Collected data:
----

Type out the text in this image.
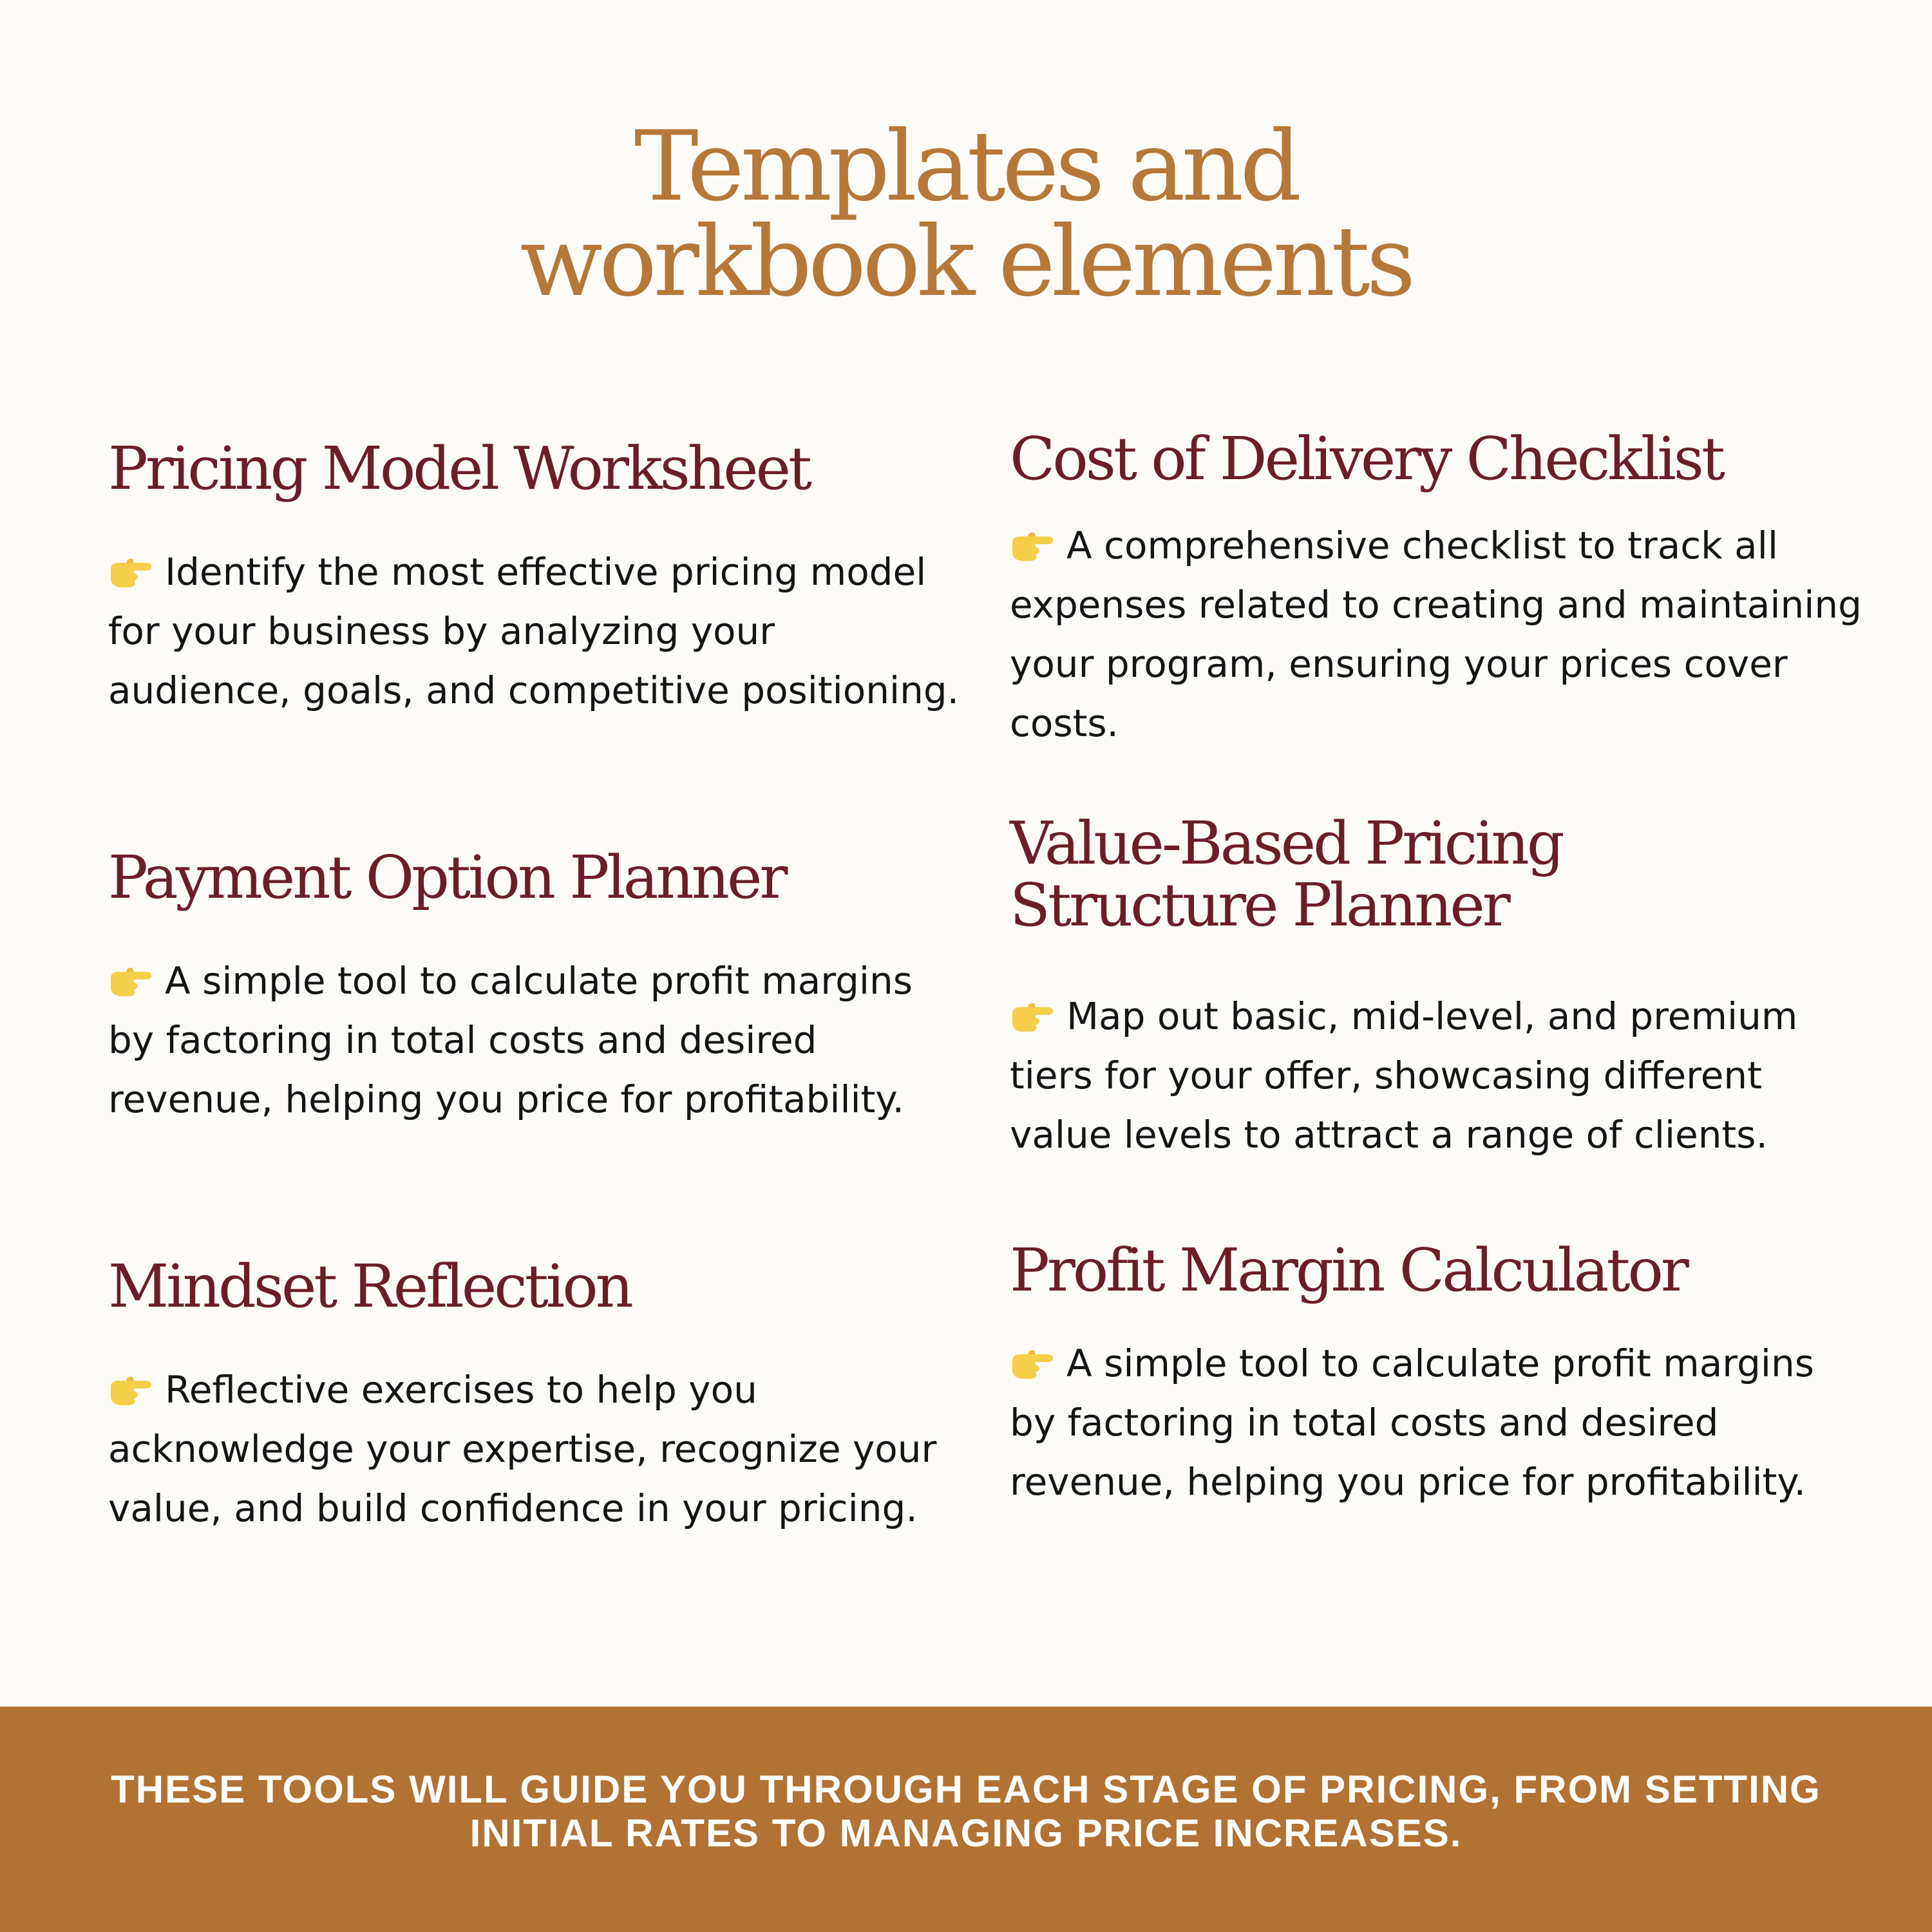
Templates and
workbook elements
Pricing Model Worksheet

Identify the most effective pricing model for your business by analyzing your audience, goals, and competitive positioning.

Payment Option Planner

A simple tool to calculate profit margins by factoring in total costs and desired revenue, helping you price for profitability.

Mindset Reflection

Reflective exercises to help you acknowledge your expertise, recognize your value, and build confidence in your pricing.

Cost of Delivery Checklist

A comprehensive checklist to track all expenses related to creating and maintaining your program, ensuring your prices cover costs.

Value-Based Pricing
Structure Planner

Map out basic, mid-level, and premium tiers for your offer, showcasing different value levels to attract a range of clients.

Profit Margin Calculator

A simple tool to calculate profit margins by factoring in total costs and desired revenue, helping you price for profitability.

THESE TOOLS WILL GUIDE YOU THROUGH EACH STAGE OF PRICING, FROM SETTING INITIAL RATES TO MANAGING PRICE INCREASES.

----

» **EXERCISE BRIEF**
Copy each line of the records precisely and drop any images they hold.

» **THE OUTPUT**
Type out the text in this image.
Templates and
workbook elements
Pricing Model Worksheet

Identify the most effective pricing model for your business by analyzing your audience, goals, and competitive positioning.

Payment Option Planner

A simple tool to calculate profit margins by factoring in total costs and desired revenue, helping you price for profitability.

Mindset Reflection

Reflective exercises to help you acknowledge your expertise, recognize your value, and build confidence in your pricing.

Cost of Delivery Checklist

A comprehensive checklist to track all expenses related to creating and maintaining your program, ensuring your prices cover costs.

Value-Based Pricing
Structure Planner

Map out basic, mid-level, and premium tiers for your offer, showcasing different value levels to attract a range of clients.

Profit Margin Calculator

A simple tool to calculate profit margins by factoring in total costs and desired revenue, helping you price for profitability.

THESE TOOLS WILL GUIDE YOU THROUGH EACH STAGE OF PRICING, FROM SETTING INITIAL RATES TO MANAGING PRICE INCREASES.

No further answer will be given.